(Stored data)

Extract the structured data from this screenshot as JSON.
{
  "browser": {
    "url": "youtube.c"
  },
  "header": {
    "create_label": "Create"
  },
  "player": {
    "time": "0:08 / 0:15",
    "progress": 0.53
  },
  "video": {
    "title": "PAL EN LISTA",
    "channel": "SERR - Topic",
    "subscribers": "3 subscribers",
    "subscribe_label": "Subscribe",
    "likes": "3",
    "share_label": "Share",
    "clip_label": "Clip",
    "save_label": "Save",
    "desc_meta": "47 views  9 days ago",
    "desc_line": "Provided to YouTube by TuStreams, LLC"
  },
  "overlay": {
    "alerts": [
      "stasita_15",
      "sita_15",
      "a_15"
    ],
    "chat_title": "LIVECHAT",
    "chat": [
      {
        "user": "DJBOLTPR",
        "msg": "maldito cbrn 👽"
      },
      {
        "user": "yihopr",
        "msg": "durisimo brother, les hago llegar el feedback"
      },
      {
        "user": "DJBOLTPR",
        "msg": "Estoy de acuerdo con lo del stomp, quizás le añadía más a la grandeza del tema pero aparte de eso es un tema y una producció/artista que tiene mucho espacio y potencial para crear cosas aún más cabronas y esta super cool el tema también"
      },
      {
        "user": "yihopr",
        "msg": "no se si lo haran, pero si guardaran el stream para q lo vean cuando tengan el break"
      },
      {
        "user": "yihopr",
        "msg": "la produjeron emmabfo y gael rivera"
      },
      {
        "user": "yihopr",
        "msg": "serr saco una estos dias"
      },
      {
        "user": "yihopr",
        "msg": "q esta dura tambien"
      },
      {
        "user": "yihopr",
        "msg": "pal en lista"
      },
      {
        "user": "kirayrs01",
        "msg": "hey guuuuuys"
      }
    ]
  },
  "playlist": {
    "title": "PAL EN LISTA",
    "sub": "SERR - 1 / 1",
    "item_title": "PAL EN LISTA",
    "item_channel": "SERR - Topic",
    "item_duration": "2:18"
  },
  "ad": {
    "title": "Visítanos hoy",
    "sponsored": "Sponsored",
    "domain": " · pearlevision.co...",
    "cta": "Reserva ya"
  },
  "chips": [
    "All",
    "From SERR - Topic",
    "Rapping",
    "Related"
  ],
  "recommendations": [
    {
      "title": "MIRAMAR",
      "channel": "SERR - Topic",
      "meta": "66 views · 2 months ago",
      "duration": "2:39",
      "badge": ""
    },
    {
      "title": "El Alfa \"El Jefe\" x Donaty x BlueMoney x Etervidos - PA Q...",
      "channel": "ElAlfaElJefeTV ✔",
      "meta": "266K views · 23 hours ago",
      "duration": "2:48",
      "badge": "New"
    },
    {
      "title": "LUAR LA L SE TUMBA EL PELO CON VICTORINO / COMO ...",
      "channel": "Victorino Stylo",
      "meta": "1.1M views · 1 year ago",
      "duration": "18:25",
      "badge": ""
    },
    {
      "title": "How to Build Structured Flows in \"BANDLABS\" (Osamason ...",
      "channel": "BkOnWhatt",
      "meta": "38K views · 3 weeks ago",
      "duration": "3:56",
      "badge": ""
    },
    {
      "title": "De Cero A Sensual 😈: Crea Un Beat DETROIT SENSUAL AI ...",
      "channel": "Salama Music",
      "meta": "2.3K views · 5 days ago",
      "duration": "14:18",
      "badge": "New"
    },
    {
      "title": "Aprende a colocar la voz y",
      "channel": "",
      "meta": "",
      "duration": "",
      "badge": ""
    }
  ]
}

Exercise
Type out the material again exactly as presented.

Response
Extract the structured data from this screenshot as JSON.
{
  "browser": {
    "url": "youtube.c"
  },
  "header": {
    "create_label": "Create"
  },
  "player": {
    "time": "0:08 / 0:15",
    "progress": 0.53
  },
  "video": {
    "title": "PAL EN LISTA",
    "channel": "SERR - Topic",
    "subscribers": "3 subscribers",
    "subscribe_label": "Subscribe",
    "likes": "3",
    "share_label": "Share",
    "clip_label": "Clip",
    "save_label": "Save",
    "desc_meta": "47 views  9 days ago",
    "desc_line": "Provided to YouTube by TuStreams, LLC"
  },
  "overlay": {
    "alerts": [
      "stasita_15",
      "sita_15",
      "a_15"
    ],
    "chat_title": "LIVECHAT",
    "chat": [
      {
        "user": "DJBOLTPR",
        "msg": "maldito cbrn 👽"
      },
      {
        "user": "yihopr",
        "msg": "durisimo brother, les hago llegar el feedback"
      },
      {
        "user": "DJBOLTPR",
        "msg": "Estoy de acuerdo con lo del stomp, quizás le añadía más a la grandeza del tema pero aparte de eso es un tema y una producció/artista que tiene mucho espacio y potencial para crear cosas aún más cabronas y esta super cool el tema también"
      },
      {
        "user": "yihopr",
        "msg": "no se si lo haran, pero si guardaran el stream para q lo vean cuando tengan el break"
      },
      {
        "user": "yihopr",
        "msg": "la produjeron emmabfo y gael rivera"
      },
      {
        "user": "yihopr",
        "msg": "serr saco una estos dias"
      },
      {
        "user": "yihopr",
        "msg": "q esta dura tambien"
      },
      {
        "user": "yihopr",
        "msg": "pal en lista"
      },
      {
        "user": "kirayrs01",
        "msg": "hey guuuuuys"
      }
    ]
  },
  "playlist": {
    "title": "PAL EN LISTA",
    "sub": "SERR - 1 / 1",
    "item_title": "PAL EN LISTA",
    "item_channel": "SERR - Topic",
    "item_duration": "2:18"
  },
  "ad": {
    "title": "Visítanos hoy",
    "sponsored": "Sponsored",
    "domain": " · pearlevision.co...",
    "cta": "Reserva ya"
  },
  "chips": [
    "All",
    "From SERR - Topic",
    "Rapping",
    "Related"
  ],
  "recommendations": [
    {
      "title": "MIRAMAR",
      "channel": "SERR - Topic",
      "meta": "66 views · 2 months ago",
      "duration": "2:39",
      "badge": ""
    },
    {
      "title": "El Alfa \"El Jefe\" x Donaty x BlueMoney x Etervidos - PA Q...",
      "channel": "ElAlfaElJefeTV ✔",
      "meta": "266K views · 23 hours ago",
      "duration": "2:48",
      "badge": "New"
    },
    {
      "title": "LUAR LA L SE TUMBA EL PELO CON VICTORINO / COMO ...",
      "channel": "Victorino Stylo",
      "meta": "1.1M views · 1 year ago",
      "duration": "18:25",
      "badge": ""
    },
    {
      "title": "How to Build Structured Flows in \"BANDLABS\" (Osamason ...",
      "channel": "BkOnWhatt",
      "meta": "38K views · 3 weeks ago",
      "duration": "3:56",
      "badge": ""
    },
    {
      "title": "De Cero A Sensual 😈: Crea Un Beat DETROIT SENSUAL AI ...",
      "channel": "Salama Music",
      "meta": "2.3K views · 5 days ago",
      "duration": "14:18",
      "badge": "New"
    },
    {
      "title": "Aprende a colocar la voz y",
      "channel": "",
      "meta": "",
      "duration": "",
      "badge": ""
    }
  ]
}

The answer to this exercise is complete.